Begin Material for this task
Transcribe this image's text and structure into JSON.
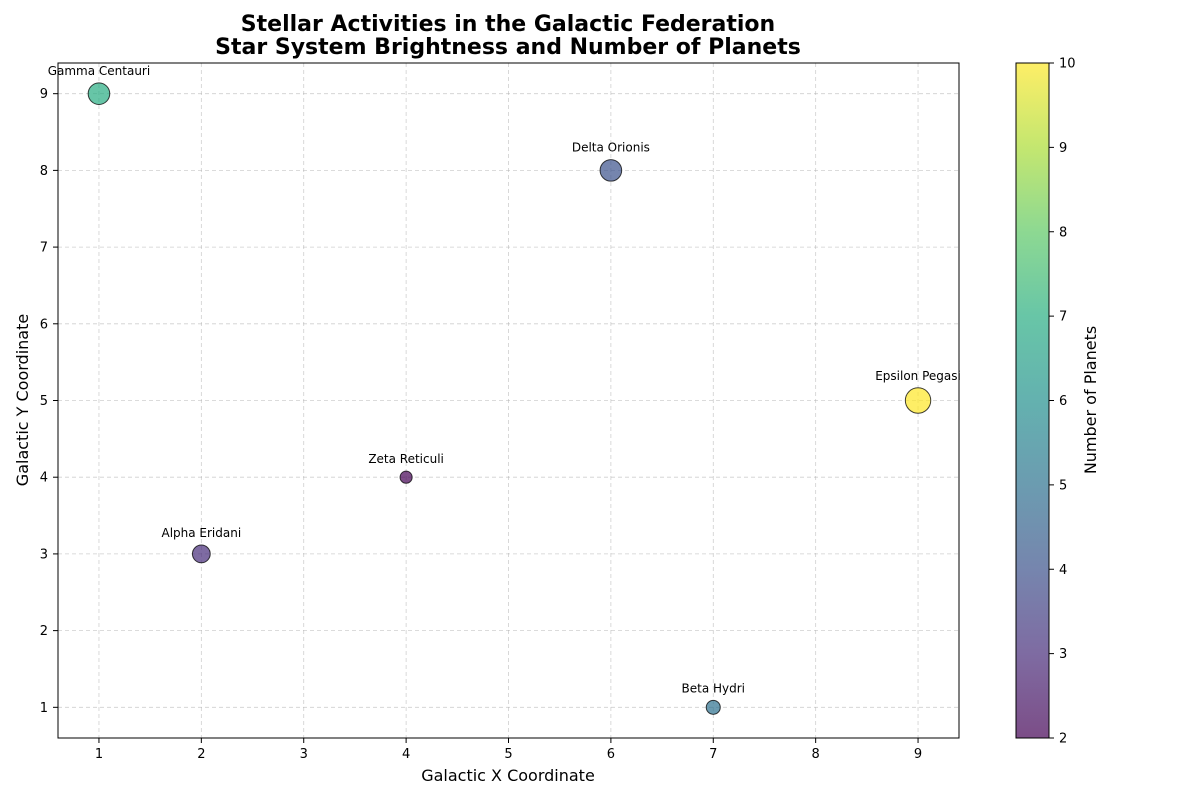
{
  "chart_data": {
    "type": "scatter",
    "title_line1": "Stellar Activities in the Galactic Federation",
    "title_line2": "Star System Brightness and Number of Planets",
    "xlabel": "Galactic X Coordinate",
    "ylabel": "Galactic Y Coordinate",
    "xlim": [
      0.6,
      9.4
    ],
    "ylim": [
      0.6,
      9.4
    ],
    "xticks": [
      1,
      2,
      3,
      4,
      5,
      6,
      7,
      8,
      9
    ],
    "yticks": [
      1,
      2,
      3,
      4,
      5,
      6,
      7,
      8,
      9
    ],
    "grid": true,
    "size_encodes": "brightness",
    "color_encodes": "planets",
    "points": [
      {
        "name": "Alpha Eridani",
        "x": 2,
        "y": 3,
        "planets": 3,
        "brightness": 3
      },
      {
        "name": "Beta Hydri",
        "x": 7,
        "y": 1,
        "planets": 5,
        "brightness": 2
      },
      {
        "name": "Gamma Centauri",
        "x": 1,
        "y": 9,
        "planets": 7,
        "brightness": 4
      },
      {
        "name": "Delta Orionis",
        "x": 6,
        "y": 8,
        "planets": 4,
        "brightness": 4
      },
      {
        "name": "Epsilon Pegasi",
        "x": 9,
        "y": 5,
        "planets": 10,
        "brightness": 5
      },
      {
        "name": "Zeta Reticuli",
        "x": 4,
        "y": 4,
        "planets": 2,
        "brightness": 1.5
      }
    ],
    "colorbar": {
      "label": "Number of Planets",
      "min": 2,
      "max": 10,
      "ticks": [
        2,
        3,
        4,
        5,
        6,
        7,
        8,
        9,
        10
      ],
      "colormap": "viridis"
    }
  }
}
End Material for this task
● **Goal**
Go through the listing above and return every line where the word "Number" occurs.

● **Right answer**
    "title_line2": "Star System Brightness and Number of Planets",
      "label": "Number of Planets",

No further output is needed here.